Description of the task: Can you write out all the lines word for word, with no pictures?

Extracted information:
————————
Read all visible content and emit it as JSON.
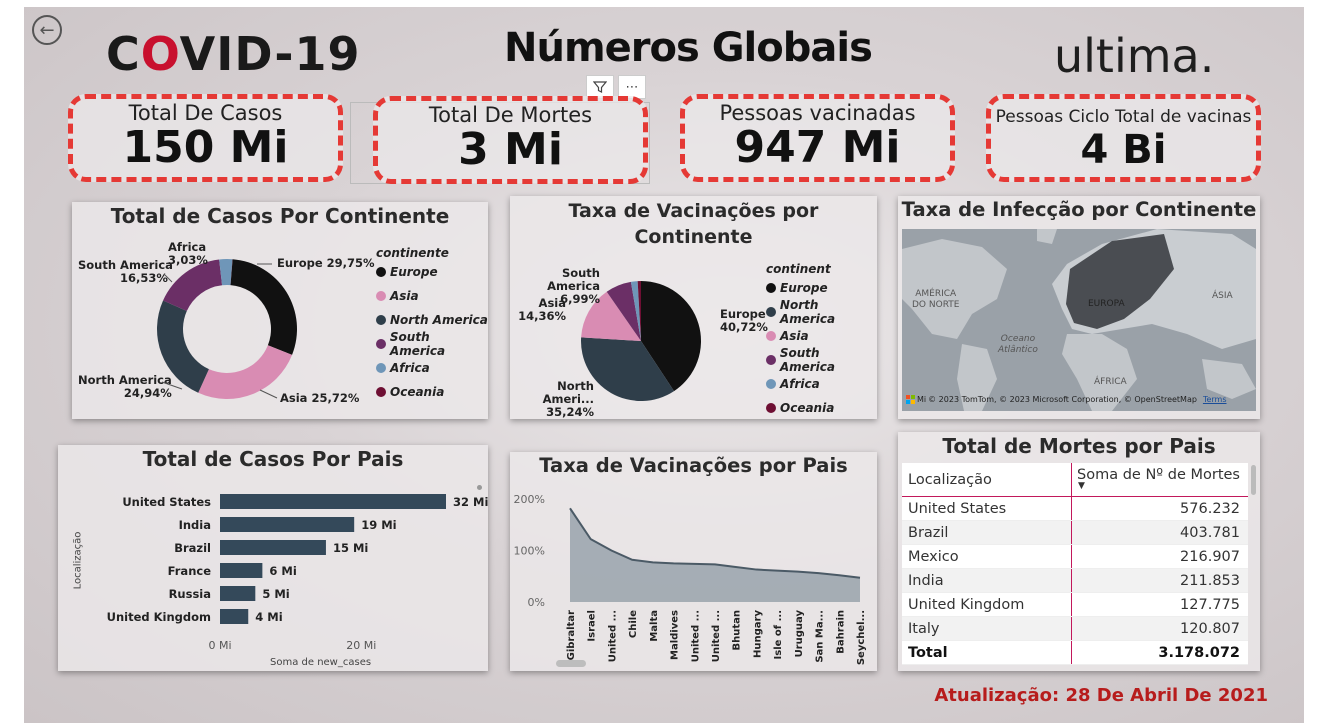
{
  "header": {
    "covid_logo_pre": "C",
    "covid_logo_o": "O",
    "covid_logo_post": "VID-19",
    "title": "Números Globais",
    "brand": "ultima."
  },
  "visual_header": {
    "more_label": "⋯"
  },
  "kpis": [
    {
      "label": "Total De Casos",
      "value": "150 Mi"
    },
    {
      "label": "Total De Mortes",
      "value": "3 Mi"
    },
    {
      "label": "Pessoas vacinadas",
      "value": "947 Mi"
    },
    {
      "label": "Pessoas Ciclo Total de vacinas",
      "value": "4 Bi"
    }
  ],
  "cases_by_continent": {
    "title": "Total de Casos Por Continente",
    "legend_title": "continente",
    "chart_data": {
      "type": "pie",
      "donut": true,
      "categories": [
        "Europe",
        "Asia",
        "North America",
        "South America",
        "Africa",
        "Oceania"
      ],
      "values": [
        29.75,
        25.72,
        24.94,
        16.53,
        3.03,
        0.03
      ],
      "colors": [
        "#111111",
        "#d98cb3",
        "#2f3e4a",
        "#6b2f66",
        "#6f96b8",
        "#6e0f33"
      ]
    },
    "labels": {
      "europe": "Europe 29,75%",
      "asia": "Asia 25,72%",
      "north_america_name": "North America",
      "north_america_pct": "24,94%",
      "south_america_name": "South America",
      "south_america_pct": "16,53%",
      "africa_name": "Africa",
      "africa_pct": "3,03%"
    }
  },
  "vaccination_by_continent": {
    "title_line1": "Taxa de Vacinações por",
    "title_line2": "Continente",
    "legend_title": "continent",
    "chart_data": {
      "type": "pie",
      "categories": [
        "Europe",
        "North America",
        "Asia",
        "South America",
        "Africa",
        "Oceania"
      ],
      "values": [
        40.72,
        35.24,
        14.36,
        6.99,
        1.8,
        0.89
      ],
      "colors": [
        "#111111",
        "#2f3e4a",
        "#d98cb3",
        "#6b2f66",
        "#6f96b8",
        "#6e0f33"
      ]
    },
    "labels": {
      "europe_name": "Europe",
      "europe_pct": "40,72%",
      "north_america_name": "North Ameri...",
      "north_america_pct": "35,24%",
      "asia_name": "Asia",
      "asia_pct": "14,36%",
      "south_america_name": "South America",
      "south_america_pct": "6,99%"
    }
  },
  "infection_map": {
    "title": "Taxa de Infecção por Continente",
    "region_labels": {
      "north_america_1": "AMÉRICA",
      "north_america_2": "DO NORTE",
      "europe": "EUROPA",
      "asia": "ÁSIA",
      "ocean_1": "Oceano",
      "ocean_2": "Atlântico",
      "africa": "ÁFRICA"
    },
    "attribution": "© 2023 TomTom, © 2023 Microsoft Corporation, © OpenStreetMap",
    "terms": "Terms",
    "ms_logo_text": "Mi"
  },
  "cases_by_country": {
    "title": "Total de Casos Por Pais",
    "ylabel": "Localização",
    "xlabel": "Soma de new_cases",
    "chart_data": {
      "type": "bar",
      "orientation": "horizontal",
      "categories": [
        "United States",
        "India",
        "Brazil",
        "France",
        "Russia",
        "United Kingdom"
      ],
      "values": [
        32,
        19,
        15,
        6,
        5,
        4
      ],
      "value_labels": [
        "32 Mi",
        "19 Mi",
        "15 Mi",
        "6 Mi",
        "5 Mi",
        "4 Mi"
      ],
      "xlim": [
        0,
        32
      ],
      "x_ticks": [
        "0 Mi",
        "20 Mi"
      ],
      "color": "#34495a"
    }
  },
  "vaccination_by_country": {
    "title": "Taxa de Vacinações por Pais",
    "chart_data": {
      "type": "area",
      "categories": [
        "Gibraltar",
        "Israel",
        "United ...",
        "Chile",
        "Malta",
        "Maldives",
        "United ...",
        "United ...",
        "Bhutan",
        "Hungary",
        "Isle of ...",
        "Uruguay",
        "San Ma...",
        "Bahrain",
        "Seychel..."
      ],
      "values": [
        182,
        122,
        100,
        82,
        77,
        75,
        74,
        73,
        68,
        63,
        61,
        59,
        56,
        52,
        47
      ],
      "y_ticks": [
        "0%",
        "100%",
        "200%"
      ],
      "ylim": [
        0,
        200
      ],
      "color": "#6e7f8d"
    }
  },
  "deaths_table": {
    "title": "Total de Mortes por Pais",
    "col1": "Localização",
    "col2": "Soma de Nº de Mortes",
    "rows": [
      {
        "name": "United States",
        "value": "576.232"
      },
      {
        "name": "Brazil",
        "value": "403.781"
      },
      {
        "name": "Mexico",
        "value": "216.907"
      },
      {
        "name": "India",
        "value": "211.853"
      },
      {
        "name": "United Kingdom",
        "value": "127.775"
      },
      {
        "name": "Italy",
        "value": "120.807"
      }
    ],
    "total_label": "Total",
    "total_value": "3.178.072"
  },
  "footer": {
    "updated": "Atualização:  28 De Abril De 2021"
  }
}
————————
Written reply:
Read all visible content and emit it as JSON.
{
  "header": {
    "covid_logo_pre": "C",
    "covid_logo_o": "O",
    "covid_logo_post": "VID-19",
    "title": "Números Globais",
    "brand": "ultima."
  },
  "visual_header": {
    "more_label": "⋯"
  },
  "kpis": [
    {
      "label": "Total De Casos",
      "value": "150 Mi"
    },
    {
      "label": "Total De Mortes",
      "value": "3 Mi"
    },
    {
      "label": "Pessoas vacinadas",
      "value": "947 Mi"
    },
    {
      "label": "Pessoas Ciclo Total de vacinas",
      "value": "4 Bi"
    }
  ],
  "cases_by_continent": {
    "title": "Total de Casos Por Continente",
    "legend_title": "continente",
    "chart_data": {
      "type": "pie",
      "donut": true,
      "categories": [
        "Europe",
        "Asia",
        "North America",
        "South America",
        "Africa",
        "Oceania"
      ],
      "values": [
        29.75,
        25.72,
        24.94,
        16.53,
        3.03,
        0.03
      ],
      "colors": [
        "#111111",
        "#d98cb3",
        "#2f3e4a",
        "#6b2f66",
        "#6f96b8",
        "#6e0f33"
      ]
    },
    "labels": {
      "europe": "Europe 29,75%",
      "asia": "Asia 25,72%",
      "north_america_name": "North America",
      "north_america_pct": "24,94%",
      "south_america_name": "South America",
      "south_america_pct": "16,53%",
      "africa_name": "Africa",
      "africa_pct": "3,03%"
    }
  },
  "vaccination_by_continent": {
    "title_line1": "Taxa de Vacinações por",
    "title_line2": "Continente",
    "legend_title": "continent",
    "chart_data": {
      "type": "pie",
      "categories": [
        "Europe",
        "North America",
        "Asia",
        "South America",
        "Africa",
        "Oceania"
      ],
      "values": [
        40.72,
        35.24,
        14.36,
        6.99,
        1.8,
        0.89
      ],
      "colors": [
        "#111111",
        "#2f3e4a",
        "#d98cb3",
        "#6b2f66",
        "#6f96b8",
        "#6e0f33"
      ]
    },
    "labels": {
      "europe_name": "Europe",
      "europe_pct": "40,72%",
      "north_america_name": "North Ameri...",
      "north_america_pct": "35,24%",
      "asia_name": "Asia",
      "asia_pct": "14,36%",
      "south_america_name": "South America",
      "south_america_pct": "6,99%"
    }
  },
  "infection_map": {
    "title": "Taxa de Infecção por Continente",
    "region_labels": {
      "north_america_1": "AMÉRICA",
      "north_america_2": "DO NORTE",
      "europe": "EUROPA",
      "asia": "ÁSIA",
      "ocean_1": "Oceano",
      "ocean_2": "Atlântico",
      "africa": "ÁFRICA"
    },
    "attribution": "© 2023 TomTom, © 2023 Microsoft Corporation, © OpenStreetMap",
    "terms": "Terms",
    "ms_logo_text": "Mi"
  },
  "cases_by_country": {
    "title": "Total de Casos Por Pais",
    "ylabel": "Localização",
    "xlabel": "Soma de new_cases",
    "chart_data": {
      "type": "bar",
      "orientation": "horizontal",
      "categories": [
        "United States",
        "India",
        "Brazil",
        "France",
        "Russia",
        "United Kingdom"
      ],
      "values": [
        32,
        19,
        15,
        6,
        5,
        4
      ],
      "value_labels": [
        "32 Mi",
        "19 Mi",
        "15 Mi",
        "6 Mi",
        "5 Mi",
        "4 Mi"
      ],
      "xlim": [
        0,
        32
      ],
      "x_ticks": [
        "0 Mi",
        "20 Mi"
      ],
      "color": "#34495a"
    }
  },
  "vaccination_by_country": {
    "title": "Taxa de Vacinações por Pais",
    "chart_data": {
      "type": "area",
      "categories": [
        "Gibraltar",
        "Israel",
        "United ...",
        "Chile",
        "Malta",
        "Maldives",
        "United ...",
        "United ...",
        "Bhutan",
        "Hungary",
        "Isle of ...",
        "Uruguay",
        "San Ma...",
        "Bahrain",
        "Seychel..."
      ],
      "values": [
        182,
        122,
        100,
        82,
        77,
        75,
        74,
        73,
        68,
        63,
        61,
        59,
        56,
        52,
        47
      ],
      "y_ticks": [
        "0%",
        "100%",
        "200%"
      ],
      "ylim": [
        0,
        200
      ],
      "color": "#6e7f8d"
    }
  },
  "deaths_table": {
    "title": "Total de Mortes por Pais",
    "col1": "Localização",
    "col2": "Soma de Nº de Mortes",
    "rows": [
      {
        "name": "United States",
        "value": "576.232"
      },
      {
        "name": "Brazil",
        "value": "403.781"
      },
      {
        "name": "Mexico",
        "value": "216.907"
      },
      {
        "name": "India",
        "value": "211.853"
      },
      {
        "name": "United Kingdom",
        "value": "127.775"
      },
      {
        "name": "Italy",
        "value": "120.807"
      }
    ],
    "total_label": "Total",
    "total_value": "3.178.072"
  },
  "footer": {
    "updated": "Atualização:  28 De Abril De 2021"
  }
}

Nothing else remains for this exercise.